*PROBLEM:* Every entry that follows should be repeated exactly; drop the images.

*SUPPLIED DATA:*
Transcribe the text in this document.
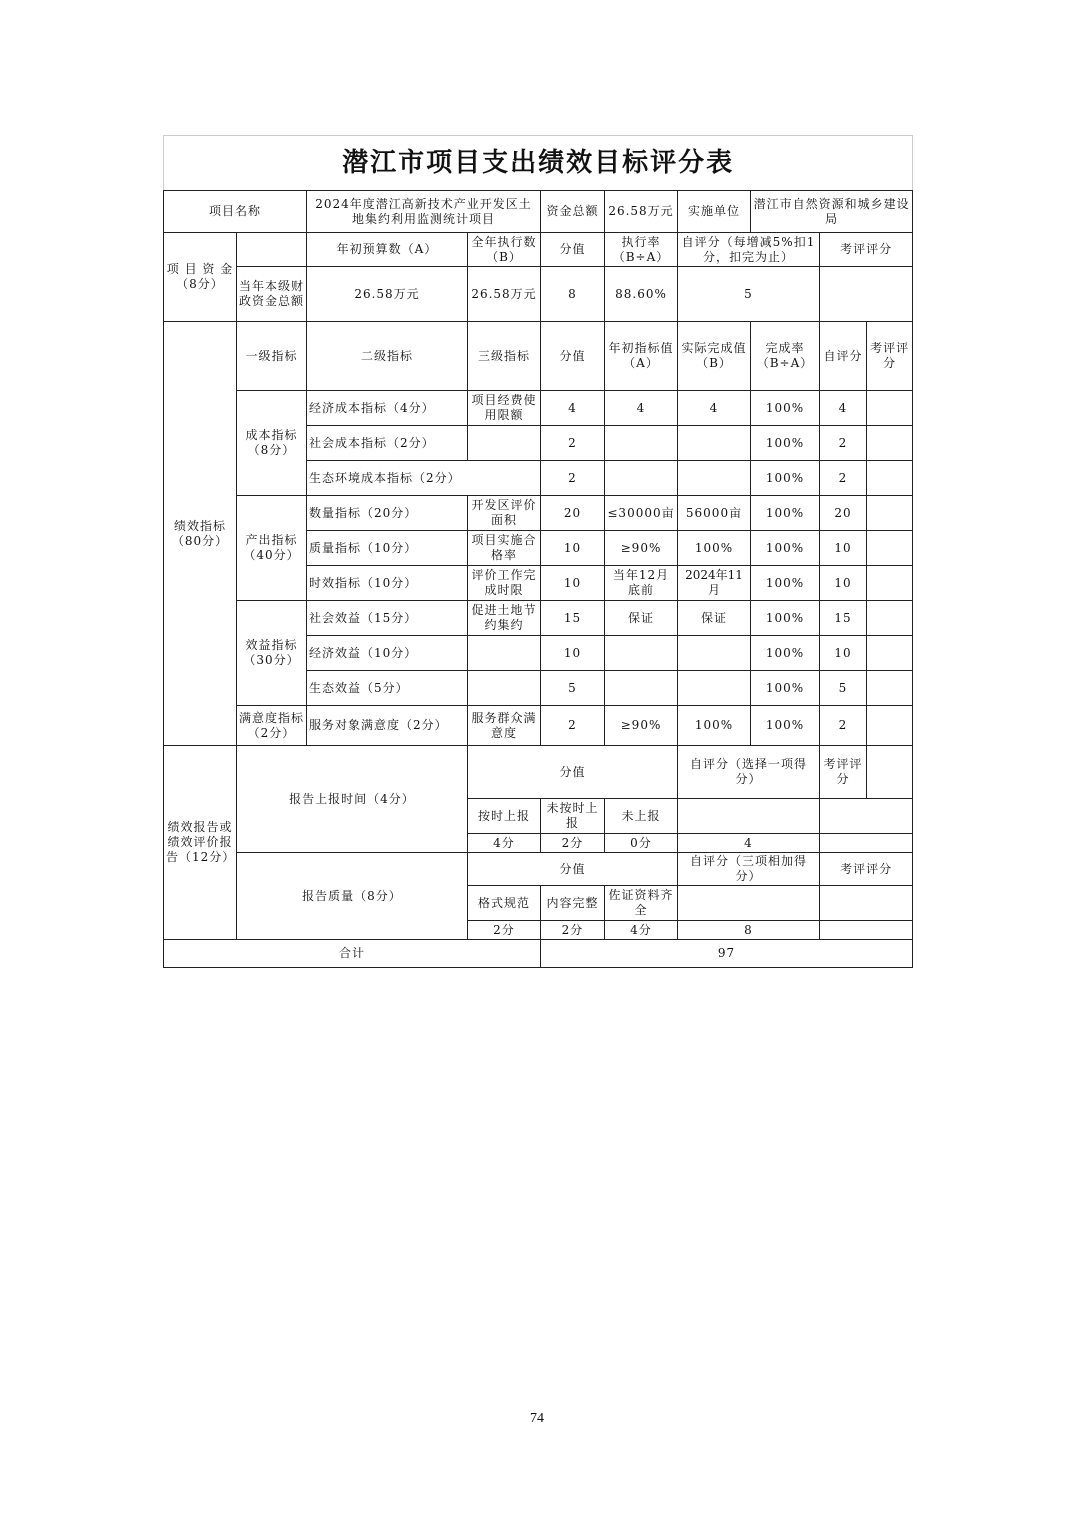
潜江市项目支出绩效目标评分表									
项目名称		2024年度潜江高新技术产业开发区土地集约利用监测统计项目		资金总额	26.58万元	实施单位	潜江市自然资源和城乡建设局		
项 目 资 金 （8分）		年初预算数（A）	全年执行数（B）	分值	执行率（B÷A）	自评分（每增减5%扣1分，扣完为止）		考评评分	
	当年本级财政资金总额	26.58万元	26.58万元	8	88.60%	5			
绩效指标（80分）	一级指标	二级指标	三级指标	分值	年初指标值（A）	实际完成值（B）	完成率（B÷A）	自评分	考评评分
	成本指标（8分）	经济成本指标（4分）	项目经费使用限额	4	4	4	100%	4	
		社会成本指标（2分）		2			100%	2	
		生态环境成本指标（2分）		2			100%	2	
	产出指标（40分）	数量指标（20分）	开发区评价面积	20	≤30000亩	56000亩	100%	20	
		质量指标（10分）	项目实施合格率	10	≥90%	100%	100%	10	
		时效指标（10分）	评价工作完成时限	10	当年12月底前	2024年11月	100%	10	
	效益指标（30分）	社会效益（15分）	促进土地节约集约	15	保证	保证	100%	15	
		经济效益（10分）		10			100%	10	
		生态效益（5分）		5			100%	5	
	满意度指标（2分）	服务对象满意度（2分）	服务群众满意度	2	≥90%	100%	100%	2	
绩效报告或绩效评价报告（12分）	报告上报时间（4分）		分值			自评分（选择一项得分）		考评评分	
			按时上报	未按时上报	未上报				
			4分	2分	0分	4			
	报告质量（8分）		分值			自评分（三项相加得分）		考评评分	
			格式规范	内容完整	佐证资料齐全				
			2分	2分	4分	8			
合计				97					
74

*OUTPUT FOR THIS EXERCISE:*
Transcribe the text in this document.
潜江市项目支出绩效目标评分表									
项目名称		2024年度潜江高新技术产业开发区土地集约利用监测统计项目		资金总额	26.58万元	实施单位	潜江市自然资源和城乡建设局		
项 目 资 金 （8分）		年初预算数（A）	全年执行数（B）	分值	执行率（B÷A）	自评分（每增减5%扣1分，扣完为止）		考评评分	
	当年本级财政资金总额	26.58万元	26.58万元	8	88.60%	5			
绩效指标（80分）	一级指标	二级指标	三级指标	分值	年初指标值（A）	实际完成值（B）	完成率（B÷A）	自评分	考评评分
	成本指标（8分）	经济成本指标（4分）	项目经费使用限额	4	4	4	100%	4	
		社会成本指标（2分）		2			100%	2	
		生态环境成本指标（2分）		2			100%	2	
	产出指标（40分）	数量指标（20分）	开发区评价面积	20	≤30000亩	56000亩	100%	20	
		质量指标（10分）	项目实施合格率	10	≥90%	100%	100%	10	
		时效指标（10分）	评价工作完成时限	10	当年12月底前	2024年11月	100%	10	
	效益指标（30分）	社会效益（15分）	促进土地节约集约	15	保证	保证	100%	15	
		经济效益（10分）		10			100%	10	
		生态效益（5分）		5			100%	5	
	满意度指标（2分）	服务对象满意度（2分）	服务群众满意度	2	≥90%	100%	100%	2	
绩效报告或绩效评价报告（12分）	报告上报时间（4分）		分值			自评分（选择一项得分）		考评评分	
			按时上报	未按时上报	未上报				
			4分	2分	0分	4			
	报告质量（8分）		分值			自评分（三项相加得分）		考评评分	
			格式规范	内容完整	佐证资料齐全				
			2分	2分	4分	8			
合计				97					
74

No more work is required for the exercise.